WHAT TO WORK ON:
Identify every line in the entries below that contains the word "then", treating uppercase and lowercase as different, and copy each of those lines.

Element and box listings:
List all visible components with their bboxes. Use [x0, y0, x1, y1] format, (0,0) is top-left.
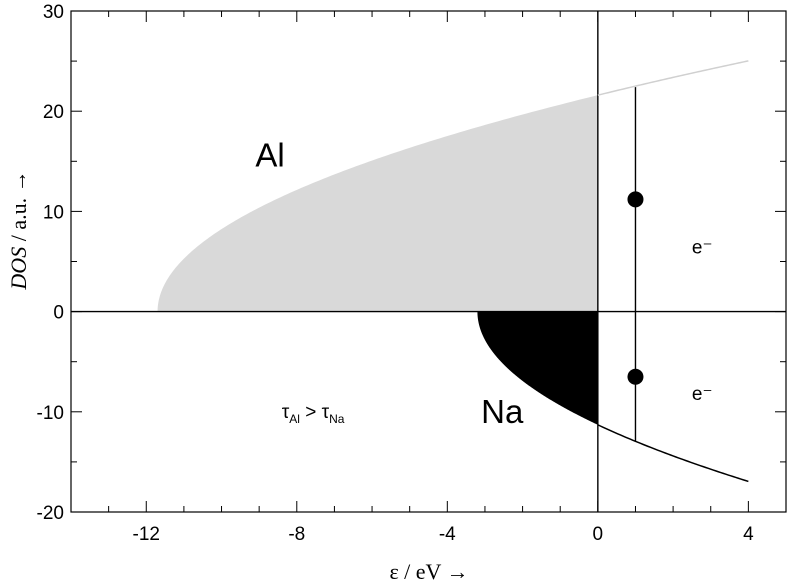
al-dos-curve	[597, 60, 749, 96]
tau-relation-label: τAl > τNa	[282, 402, 345, 426]
y-tick-label: 10	[43, 202, 64, 223]
na-band-label: Na	[481, 393, 524, 430]
electron-dot-lower	[627, 368, 644, 385]
tau-symbol-1: τ	[282, 402, 290, 423]
electron-points	[627, 191, 644, 385]
electron-label-lower: e⁻	[692, 384, 713, 405]
greater-than-sign: >	[300, 402, 322, 423]
x-tick-label: 4	[743, 524, 754, 545]
y-tick-label: 20	[43, 102, 64, 123]
x-axis-label: ε / eV →	[389, 559, 468, 584]
tau-subscript-al: Al	[289, 412, 300, 426]
x-tick-label: -4	[439, 524, 456, 545]
electron-label-upper: e⁻	[692, 237, 713, 258]
x-tick-label: 0	[593, 524, 604, 545]
axis-labels: ε / eV → DOS / a.u. →	[6, 170, 469, 584]
y-axis-label: DOS / a.u. →	[6, 170, 31, 290]
y-axis-label-rest: / a.u. →	[6, 170, 31, 246]
y-axis-label-italic: DOS	[6, 247, 31, 291]
y-tick-label: 30	[43, 2, 64, 23]
dos-curves	[597, 60, 749, 483]
tick-labels: -12 -8 -4 0 4 -20 -10 0 10 20 30	[37, 2, 755, 545]
y-tick-label: -20	[37, 503, 64, 524]
na-dos-curve	[597, 424, 749, 483]
x-tick-label: -12	[133, 524, 160, 545]
annotations: Al Na e⁻ e⁻ τAl > τNa	[255, 136, 712, 430]
tau-symbol-2: τ	[322, 402, 330, 423]
axis-ticks	[70, 10, 787, 513]
band-fills	[157, 95, 598, 425]
tau-subscript-na: Na	[329, 412, 345, 426]
al-band-fill	[157, 95, 598, 312]
y-tick-label: 0	[53, 303, 64, 324]
electron-dot-upper	[627, 191, 644, 208]
al-band-label: Al	[255, 136, 284, 173]
y-tick-label: -10	[37, 403, 64, 424]
x-tick-label: -8	[288, 524, 305, 545]
na-band-fill	[477, 311, 598, 425]
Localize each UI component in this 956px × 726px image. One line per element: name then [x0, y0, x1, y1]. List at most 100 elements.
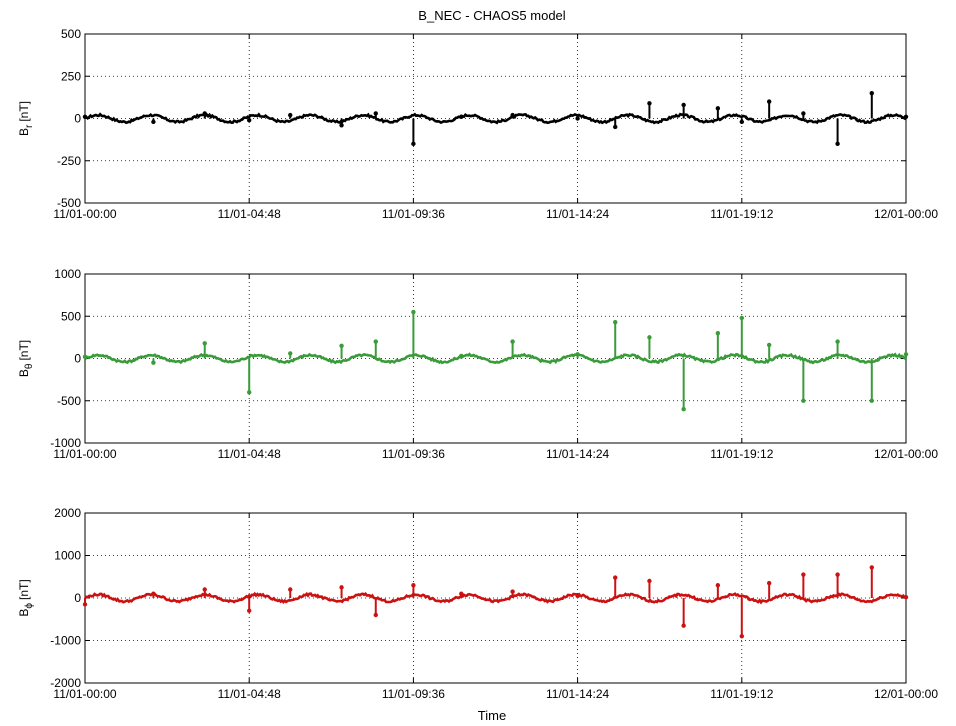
data-point [373, 339, 378, 344]
x-tick-label: 11/01-14:24 [546, 687, 609, 701]
data-point [247, 608, 252, 613]
series-B_phi [82, 565, 909, 639]
data-point [801, 572, 806, 577]
data-point [766, 342, 772, 348]
data-point [647, 335, 652, 340]
data-point [247, 117, 252, 123]
x-tick-label: 11/01-19:12 [710, 447, 773, 461]
data-point [373, 612, 378, 618]
data-point [373, 111, 378, 116]
data-point [647, 101, 652, 106]
data-point [869, 398, 874, 403]
plot-frame [84, 33, 907, 204]
data-point [613, 575, 618, 580]
data-point [739, 634, 744, 639]
x-tick-label: 11/01-00:00 [53, 207, 116, 221]
data-point [339, 585, 344, 590]
y-axis-label-unit: [nT] [17, 101, 31, 122]
y-tick-label: -1000 [50, 436, 81, 450]
data-point [835, 339, 840, 344]
data-point [575, 593, 580, 599]
data-point [202, 341, 207, 346]
data-point [510, 339, 515, 344]
data-point [288, 351, 293, 356]
data-point [715, 106, 721, 111]
y-axis-label-base: B [17, 369, 31, 377]
series-baseline [84, 112, 907, 125]
data-point [681, 102, 686, 108]
y-axis-label-base: B [17, 128, 31, 136]
data-point [151, 360, 156, 365]
y-axis-label-unit: [nT] [17, 579, 31, 600]
data-point [151, 119, 156, 125]
panel-B_phi: -2000 -1000 0 1000 2000 11/01-00:00 11/01-04:4… [17, 506, 938, 701]
y-tick-label: -500 [57, 394, 81, 408]
data-point [869, 565, 874, 570]
data-point [339, 123, 344, 128]
y-tick-label: 1000 [54, 267, 81, 281]
y-axis-label: Bϕ [nT] [17, 579, 35, 616]
data-point [288, 587, 293, 592]
data-point [202, 111, 207, 116]
x-tick-label: 11/01-00:00 [53, 687, 116, 701]
data-point [835, 141, 840, 147]
panel-B_theta: -1000 -500 0 500 1000 11/01-00:00 11/01-04:48 1… [17, 267, 938, 461]
data-point [835, 572, 840, 577]
data-point [681, 623, 686, 628]
y-tick-label: -500 [57, 196, 81, 210]
x-tick-label: 12/01-00:00 [874, 687, 938, 701]
data-point [202, 587, 207, 592]
data-point [82, 354, 88, 360]
x-tick-label: 11/01-04:48 [218, 447, 281, 461]
x-tick-label: 11/01-14:24 [546, 447, 609, 461]
data-point [739, 119, 744, 125]
data-point [766, 580, 772, 586]
y-axis-label-sub: ϕ [24, 603, 35, 609]
y-tick-label: -1000 [50, 634, 81, 648]
data-point [766, 99, 772, 104]
data-point [411, 309, 416, 315]
data-point [739, 315, 744, 321]
data-point [715, 583, 721, 588]
data-point [339, 343, 344, 349]
y-axis-label-base: B [17, 609, 31, 617]
data-point [411, 583, 416, 588]
data-point [715, 330, 721, 336]
x-tick-label: 11/01-04:48 [218, 207, 281, 221]
y-axis-label: Br [nT] [17, 101, 35, 136]
data-point [613, 124, 618, 130]
x-tick-label: 11/01-09:36 [382, 687, 445, 701]
series-baseline [84, 591, 907, 605]
data-point [459, 353, 464, 359]
plot-frame [84, 273, 907, 444]
y-tick-label: 0 [74, 591, 81, 605]
data-point [575, 116, 580, 121]
data-point [903, 594, 909, 600]
data-point [459, 591, 464, 596]
chart-title: B_NEC - CHAOS5 model [418, 8, 565, 23]
plot-frame [84, 512, 907, 684]
data-point [575, 352, 580, 357]
data-point [82, 114, 88, 120]
data-point [510, 112, 515, 118]
data-point [288, 112, 293, 118]
series-baseline [83, 352, 907, 365]
y-axis-label-sub: θ [24, 363, 35, 369]
x-tick-label: 11/01-04:48 [218, 687, 281, 701]
x-tick-label: 12/01-00:00 [874, 447, 938, 461]
y-tick-label: 0 [74, 352, 81, 366]
data-point [247, 390, 252, 395]
data-point [613, 319, 618, 325]
y-tick-label: -250 [57, 154, 81, 168]
data-point [869, 90, 874, 96]
data-point [411, 141, 416, 147]
y-axis-label-sub: r [24, 124, 35, 128]
x-tick-label: 11/01-14:24 [546, 207, 609, 221]
data-point [681, 407, 686, 412]
data-point [151, 591, 156, 596]
y-tick-label: 500 [61, 309, 81, 323]
data-point [510, 589, 515, 594]
series-B_theta [82, 309, 909, 412]
data-point [801, 398, 806, 403]
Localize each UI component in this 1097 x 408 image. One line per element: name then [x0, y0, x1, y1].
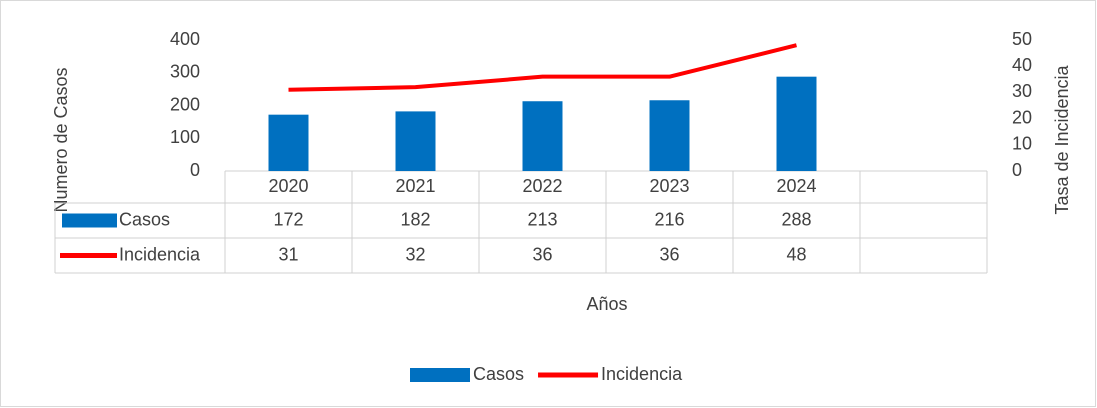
y-axis-title: Numero de Casos [51, 67, 71, 212]
table-value: 216 [654, 209, 684, 229]
x-tick-label: 2022 [522, 176, 562, 196]
y-tick-label: 400 [170, 29, 200, 49]
y-tick-label: 100 [170, 127, 200, 147]
y2-axis-title: Tasa de Incidencia [1052, 64, 1072, 214]
y2-tick-label: 20 [1012, 107, 1032, 127]
legend-key [410, 368, 470, 382]
bar [395, 111, 436, 171]
x-tick-label: 2021 [395, 176, 435, 196]
line [288, 43, 797, 92]
table-value: 36 [659, 244, 679, 264]
y2-tick-label: 10 [1012, 134, 1032, 154]
table-value: 32 [405, 244, 425, 264]
y2-tick-label: 30 [1012, 81, 1032, 101]
table-legend-key [62, 213, 117, 228]
bar [649, 100, 690, 171]
table-value: 172 [273, 209, 303, 229]
bar [268, 114, 309, 171]
y2-tick-label: 40 [1012, 55, 1032, 75]
legend-label: Incidencia [601, 364, 683, 384]
table-value: 182 [400, 209, 430, 229]
table-value: 36 [532, 244, 552, 264]
y-tick-label: 200 [170, 94, 200, 114]
y2-tick-label: 50 [1012, 29, 1032, 49]
x-tick-label: 2024 [776, 176, 816, 196]
table-value: 213 [527, 209, 557, 229]
x-axis-title: Años [586, 294, 627, 314]
table-series-name: Casos [119, 209, 170, 229]
bar [522, 101, 563, 171]
y2-tick-label: 0 [1012, 160, 1022, 180]
x-tick-label: 2020 [268, 176, 308, 196]
table-series-name: Incidencia [119, 244, 201, 264]
table-value: 31 [278, 244, 298, 264]
y-tick-label: 0 [190, 160, 200, 180]
table-value: 288 [781, 209, 811, 229]
table-value: 48 [786, 244, 806, 264]
x-tick-label: 2023 [649, 176, 689, 196]
bar [776, 76, 817, 171]
legend-label: Casos [473, 364, 524, 384]
y-tick-label: 300 [170, 62, 200, 82]
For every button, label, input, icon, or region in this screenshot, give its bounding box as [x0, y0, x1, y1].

TASK OUTPUT:
Localize each UI component in this 956px × 726px image. One line per element: name then [x0, y0, x1, y1]. List at most 100 elements.
Localize each UI component in this 1097 x 408 image. One line per element: name then [x0, y0, x1, y1].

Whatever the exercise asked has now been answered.